* START Material provided *

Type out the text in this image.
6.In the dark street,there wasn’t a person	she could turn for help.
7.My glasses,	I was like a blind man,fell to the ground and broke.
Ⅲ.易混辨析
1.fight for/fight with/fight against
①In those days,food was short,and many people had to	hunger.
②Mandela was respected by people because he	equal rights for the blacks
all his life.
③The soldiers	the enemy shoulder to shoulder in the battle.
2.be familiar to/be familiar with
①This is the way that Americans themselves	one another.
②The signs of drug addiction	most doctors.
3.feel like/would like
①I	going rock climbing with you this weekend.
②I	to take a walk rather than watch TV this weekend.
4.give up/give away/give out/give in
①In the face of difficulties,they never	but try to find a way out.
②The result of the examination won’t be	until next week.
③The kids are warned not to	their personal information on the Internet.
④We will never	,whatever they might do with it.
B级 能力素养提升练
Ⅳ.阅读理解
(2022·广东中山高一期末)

* END Material provided *

Output all of the material, please, exactly as it stands.

● **Solution to the problem**:
Type out the text in this image.
6.In the dark street,there wasn’t a person	she could turn for help.
7.My glasses,	I was like a blind man,fell to the ground and broke.
Ⅲ.易混辨析
1.fight for/fight with/fight against
①In those days,food was short,and many people had to	hunger.
②Mandela was respected by people because he	equal rights for the blacks
all his life.
③The soldiers	the enemy shoulder to shoulder in the battle.
2.be familiar to/be familiar with
①This is the way that Americans themselves	one another.
②The signs of drug addiction	most doctors.
3.feel like/would like
①I	going rock climbing with you this weekend.
②I	to take a walk rather than watch TV this weekend.
4.give up/give away/give out/give in
①In the face of difficulties,they never	but try to find a way out.
②The result of the examination won’t be	until next week.
③The kids are warned not to	their personal information on the Internet.
④We will never	,whatever they might do with it.
B级 能力素养提升练
Ⅳ.阅读理解
(2022·广东中山高一期末)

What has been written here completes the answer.